### To do
Every record should be copied exactly, except that pictures are to be omitted.

### Supplied material
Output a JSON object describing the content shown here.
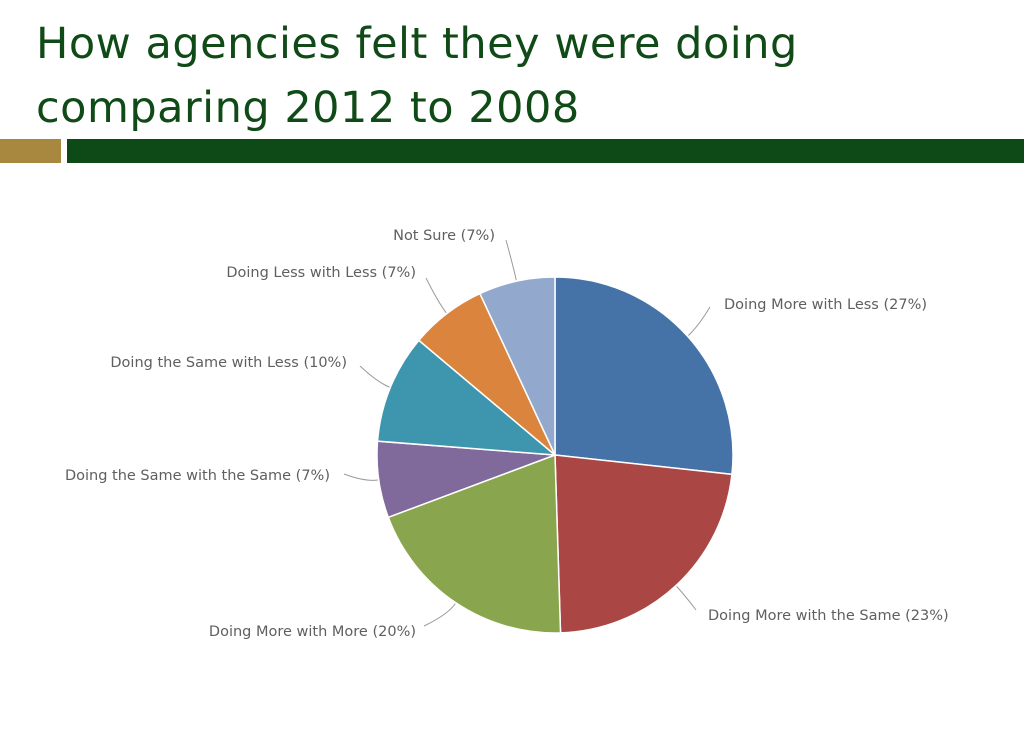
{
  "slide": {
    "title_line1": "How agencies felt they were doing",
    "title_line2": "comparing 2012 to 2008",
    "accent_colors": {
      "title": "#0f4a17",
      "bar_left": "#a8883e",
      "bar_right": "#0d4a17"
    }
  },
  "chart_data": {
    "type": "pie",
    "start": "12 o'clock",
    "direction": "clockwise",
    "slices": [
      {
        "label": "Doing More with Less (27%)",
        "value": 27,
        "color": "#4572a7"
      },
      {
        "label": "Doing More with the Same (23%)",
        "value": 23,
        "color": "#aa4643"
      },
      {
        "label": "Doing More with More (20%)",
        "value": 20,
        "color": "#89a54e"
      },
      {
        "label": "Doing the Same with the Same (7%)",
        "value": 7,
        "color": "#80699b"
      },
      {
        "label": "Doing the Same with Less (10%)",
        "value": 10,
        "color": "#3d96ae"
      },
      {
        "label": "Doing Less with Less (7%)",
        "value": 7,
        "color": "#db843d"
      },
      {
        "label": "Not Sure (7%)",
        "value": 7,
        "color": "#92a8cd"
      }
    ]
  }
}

### Output of the exercise
Output a JSON object describing the content shown here.
{
  "slide": {
    "title_line1": "How agencies felt they were doing",
    "title_line2": "comparing 2012 to 2008",
    "accent_colors": {
      "title": "#0f4a17",
      "bar_left": "#a8883e",
      "bar_right": "#0d4a17"
    }
  },
  "chart_data": {
    "type": "pie",
    "start": "12 o'clock",
    "direction": "clockwise",
    "slices": [
      {
        "label": "Doing More with Less (27%)",
        "value": 27,
        "color": "#4572a7"
      },
      {
        "label": "Doing More with the Same (23%)",
        "value": 23,
        "color": "#aa4643"
      },
      {
        "label": "Doing More with More (20%)",
        "value": 20,
        "color": "#89a54e"
      },
      {
        "label": "Doing the Same with the Same (7%)",
        "value": 7,
        "color": "#80699b"
      },
      {
        "label": "Doing the Same with Less (10%)",
        "value": 10,
        "color": "#3d96ae"
      },
      {
        "label": "Doing Less with Less (7%)",
        "value": 7,
        "color": "#db843d"
      },
      {
        "label": "Not Sure (7%)",
        "value": 7,
        "color": "#92a8cd"
      }
    ]
  }
}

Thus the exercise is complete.